**Task list**.
1. Reproduce word for word the passage of the random-acts-of-marketing post starting with "Mainly because it’s" and going on through "them from happening.".
2. In the random-acts-of-marketing post, the sentence beginning "Things—" names several kinds of things that can be implemented without a larger strategy. List every item it names between the dashes.

**Extract**.
Among the “things to stop doing in 2023” listicles circulating on the net, one phrase keeps jumping out at me: Stop random acts of marketing.
Why does it catch my attention?
Mainly because it’s one of my favorite expressions to use with prospects and new clients. It captures the futility of unstructured marketing while bringing a guilty-as-charged smile to their face.
Secondly, I’m struck by how easy it is to spot the random acts and yet how difficult it can be to stop them from happening.
And third, because it makes it onto these listicles by being easy to understand and implement. No complicated theory or tricky skills. And yet … see point two.
In this post I’m going to explain what I mean by random acts of marketing and why I think they are more insidious and difficult to avoid than listicle compilers think.
I’ll also give you some tips on turning random acts into calculated experiments, which is my preferred recipe for success.
According to the dictionary, the adjective random describes things that are made, done, chosen, or happen “without method or conscious decision”.
Colloquially, we might say “without rhyme or reason” or “on a whim”.
This is exactly what I mean when talking about random acts of marketing.
Things—tactics, concepts, ad designs, channel selections, event participation, brand designs, voice, and so on—that are implemented without being part of a larger strategy.
Things that are explained by phrases like “it seemed like a good idea”, “we’ve always done it that way”, and “the latest trend…”
Importantly, such things are usually short-lived.
This has two root causes: Random acts often fail to deliver value, and the perpetrators of random acts usually move on quickly to newer, shinier things.
In the first case, no biggie, right? Better to abandon a failing idea than throw good money after bad.
Sure, except there was no need to throw the “bad” money away in the first place.
The tendency to follow up with more randomness is worse.
Even if the perpetrator stumbled across a wildly successful marketing idea, they would just as likely abandon it before it had chance to bear fruit. We’ll come back to this point in a moment when I explain the harm this does to B2B marketing.
In sum, a random act of marketing here and there isn’t the end of the world. An ongoing series of random acts—unpredictable, erratic, and uncoordinated—is a recipe for underperformance, if not disaster.
Lacking a coherent strategy, random acts of marketing have limited chances of being successful in today’s uber-competitive digital environment.

**Listed entries**.
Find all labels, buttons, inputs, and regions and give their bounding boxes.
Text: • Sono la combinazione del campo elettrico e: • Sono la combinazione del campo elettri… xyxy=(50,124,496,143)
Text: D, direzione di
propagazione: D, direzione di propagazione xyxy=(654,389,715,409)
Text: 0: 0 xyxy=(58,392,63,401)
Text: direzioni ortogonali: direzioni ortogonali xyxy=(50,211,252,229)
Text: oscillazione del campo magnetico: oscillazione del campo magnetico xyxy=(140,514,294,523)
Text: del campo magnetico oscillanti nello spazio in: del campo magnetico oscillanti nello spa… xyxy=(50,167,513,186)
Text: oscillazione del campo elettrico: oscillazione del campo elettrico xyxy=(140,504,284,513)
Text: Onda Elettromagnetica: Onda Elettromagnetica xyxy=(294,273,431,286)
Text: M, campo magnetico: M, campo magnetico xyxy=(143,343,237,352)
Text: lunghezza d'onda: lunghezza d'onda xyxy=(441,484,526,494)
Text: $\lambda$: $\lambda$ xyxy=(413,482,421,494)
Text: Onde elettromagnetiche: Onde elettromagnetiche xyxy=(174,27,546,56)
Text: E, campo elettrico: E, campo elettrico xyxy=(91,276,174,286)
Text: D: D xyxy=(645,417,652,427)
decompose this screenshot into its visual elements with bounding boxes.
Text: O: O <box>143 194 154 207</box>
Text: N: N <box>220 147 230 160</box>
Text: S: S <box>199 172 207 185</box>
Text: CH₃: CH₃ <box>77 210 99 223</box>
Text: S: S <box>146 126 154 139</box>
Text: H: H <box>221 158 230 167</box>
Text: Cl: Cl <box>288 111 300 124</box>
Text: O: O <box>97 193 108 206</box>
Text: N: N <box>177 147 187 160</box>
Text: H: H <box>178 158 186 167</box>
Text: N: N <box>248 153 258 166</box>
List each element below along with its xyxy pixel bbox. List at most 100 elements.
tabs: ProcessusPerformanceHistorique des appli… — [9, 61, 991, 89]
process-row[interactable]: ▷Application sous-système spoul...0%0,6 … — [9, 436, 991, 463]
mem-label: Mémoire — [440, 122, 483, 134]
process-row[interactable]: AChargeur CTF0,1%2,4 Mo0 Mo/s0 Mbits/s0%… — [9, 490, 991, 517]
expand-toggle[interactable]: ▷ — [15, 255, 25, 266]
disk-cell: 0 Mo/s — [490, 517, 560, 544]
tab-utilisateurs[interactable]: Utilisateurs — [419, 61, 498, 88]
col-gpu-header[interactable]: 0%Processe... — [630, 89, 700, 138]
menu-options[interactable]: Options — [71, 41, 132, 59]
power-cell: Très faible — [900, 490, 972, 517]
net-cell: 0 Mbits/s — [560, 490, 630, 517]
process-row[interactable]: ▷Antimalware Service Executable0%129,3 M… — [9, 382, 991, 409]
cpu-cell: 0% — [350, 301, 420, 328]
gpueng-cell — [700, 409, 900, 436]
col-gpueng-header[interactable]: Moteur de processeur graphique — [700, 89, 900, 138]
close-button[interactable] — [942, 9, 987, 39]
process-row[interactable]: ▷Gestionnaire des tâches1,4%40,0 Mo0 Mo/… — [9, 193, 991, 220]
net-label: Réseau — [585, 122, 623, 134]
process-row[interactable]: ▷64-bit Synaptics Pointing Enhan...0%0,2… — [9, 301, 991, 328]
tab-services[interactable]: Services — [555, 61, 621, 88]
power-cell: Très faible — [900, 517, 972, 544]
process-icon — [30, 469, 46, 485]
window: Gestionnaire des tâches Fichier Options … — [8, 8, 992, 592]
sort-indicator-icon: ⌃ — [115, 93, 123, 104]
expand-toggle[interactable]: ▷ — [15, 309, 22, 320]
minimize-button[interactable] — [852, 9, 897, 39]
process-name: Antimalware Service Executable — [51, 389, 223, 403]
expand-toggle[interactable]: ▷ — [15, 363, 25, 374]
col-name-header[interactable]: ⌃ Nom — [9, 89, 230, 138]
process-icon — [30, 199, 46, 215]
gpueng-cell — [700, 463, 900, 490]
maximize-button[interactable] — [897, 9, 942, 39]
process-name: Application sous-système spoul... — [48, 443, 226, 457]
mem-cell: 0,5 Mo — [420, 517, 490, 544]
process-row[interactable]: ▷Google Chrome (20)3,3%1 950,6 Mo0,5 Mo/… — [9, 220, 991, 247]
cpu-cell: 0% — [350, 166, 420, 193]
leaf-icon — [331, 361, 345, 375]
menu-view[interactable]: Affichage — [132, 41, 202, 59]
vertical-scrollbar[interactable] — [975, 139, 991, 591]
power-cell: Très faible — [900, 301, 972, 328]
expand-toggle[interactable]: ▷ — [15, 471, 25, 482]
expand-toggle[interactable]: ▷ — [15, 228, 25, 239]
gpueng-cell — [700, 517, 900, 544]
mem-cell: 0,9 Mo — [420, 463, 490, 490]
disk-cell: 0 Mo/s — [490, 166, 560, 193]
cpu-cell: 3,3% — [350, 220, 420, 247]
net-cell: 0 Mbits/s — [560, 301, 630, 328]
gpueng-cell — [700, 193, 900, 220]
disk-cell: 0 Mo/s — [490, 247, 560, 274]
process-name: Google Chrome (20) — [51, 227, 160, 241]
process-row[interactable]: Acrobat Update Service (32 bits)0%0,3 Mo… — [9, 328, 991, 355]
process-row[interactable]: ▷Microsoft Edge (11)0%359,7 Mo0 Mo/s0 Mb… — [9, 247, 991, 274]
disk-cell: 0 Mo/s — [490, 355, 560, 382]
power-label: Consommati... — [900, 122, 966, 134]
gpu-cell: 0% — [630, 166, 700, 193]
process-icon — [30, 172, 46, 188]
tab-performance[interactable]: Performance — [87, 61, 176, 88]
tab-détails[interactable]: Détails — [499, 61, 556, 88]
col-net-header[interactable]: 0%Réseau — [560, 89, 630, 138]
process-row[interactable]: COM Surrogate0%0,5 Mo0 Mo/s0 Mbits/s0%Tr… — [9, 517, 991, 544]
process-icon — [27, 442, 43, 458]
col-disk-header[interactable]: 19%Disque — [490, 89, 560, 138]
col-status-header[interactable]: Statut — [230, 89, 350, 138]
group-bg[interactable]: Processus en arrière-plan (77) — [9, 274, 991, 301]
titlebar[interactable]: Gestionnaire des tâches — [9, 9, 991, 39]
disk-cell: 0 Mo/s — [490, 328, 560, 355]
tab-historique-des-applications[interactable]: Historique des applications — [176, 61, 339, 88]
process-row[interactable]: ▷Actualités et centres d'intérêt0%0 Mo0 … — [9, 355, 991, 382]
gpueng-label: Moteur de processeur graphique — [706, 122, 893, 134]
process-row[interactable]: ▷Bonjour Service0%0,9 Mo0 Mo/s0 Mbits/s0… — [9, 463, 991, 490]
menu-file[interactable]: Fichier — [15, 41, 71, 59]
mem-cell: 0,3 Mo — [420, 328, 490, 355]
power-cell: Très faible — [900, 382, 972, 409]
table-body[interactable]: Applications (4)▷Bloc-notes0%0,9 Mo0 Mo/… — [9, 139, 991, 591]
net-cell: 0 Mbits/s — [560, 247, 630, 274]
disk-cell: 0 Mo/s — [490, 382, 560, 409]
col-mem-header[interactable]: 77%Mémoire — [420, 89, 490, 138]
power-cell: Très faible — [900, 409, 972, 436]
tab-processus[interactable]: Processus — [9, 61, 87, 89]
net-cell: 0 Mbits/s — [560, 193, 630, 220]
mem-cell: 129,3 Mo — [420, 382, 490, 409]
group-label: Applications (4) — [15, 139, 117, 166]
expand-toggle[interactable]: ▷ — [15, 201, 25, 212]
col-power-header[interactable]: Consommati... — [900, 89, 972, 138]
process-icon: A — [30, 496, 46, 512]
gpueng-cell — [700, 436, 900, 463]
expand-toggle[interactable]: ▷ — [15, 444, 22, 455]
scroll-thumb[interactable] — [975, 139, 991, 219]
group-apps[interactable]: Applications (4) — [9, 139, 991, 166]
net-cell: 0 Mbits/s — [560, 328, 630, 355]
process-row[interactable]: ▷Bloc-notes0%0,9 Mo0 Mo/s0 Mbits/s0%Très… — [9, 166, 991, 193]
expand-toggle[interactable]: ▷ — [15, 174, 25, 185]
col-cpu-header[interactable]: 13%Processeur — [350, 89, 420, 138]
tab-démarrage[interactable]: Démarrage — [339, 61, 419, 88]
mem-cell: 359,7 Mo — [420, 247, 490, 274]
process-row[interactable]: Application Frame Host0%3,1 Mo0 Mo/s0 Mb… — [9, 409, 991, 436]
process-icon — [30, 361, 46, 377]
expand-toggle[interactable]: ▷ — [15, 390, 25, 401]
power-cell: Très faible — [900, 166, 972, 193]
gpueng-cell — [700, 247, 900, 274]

**Solution list**.
1.
Mainly because it’s one of my favorite expressions to use with prospects and new clients. It captures the futility of unstructured marketing while bringing a guilty-as-charged smile to their face.
Secondly, I’m struck by how easy it is to spot the random acts and yet how difficult it can be to stop them from happening.

2.
- tactics
- concepts
- ad designs
- channel selections
- event participation
- brand designs
- voice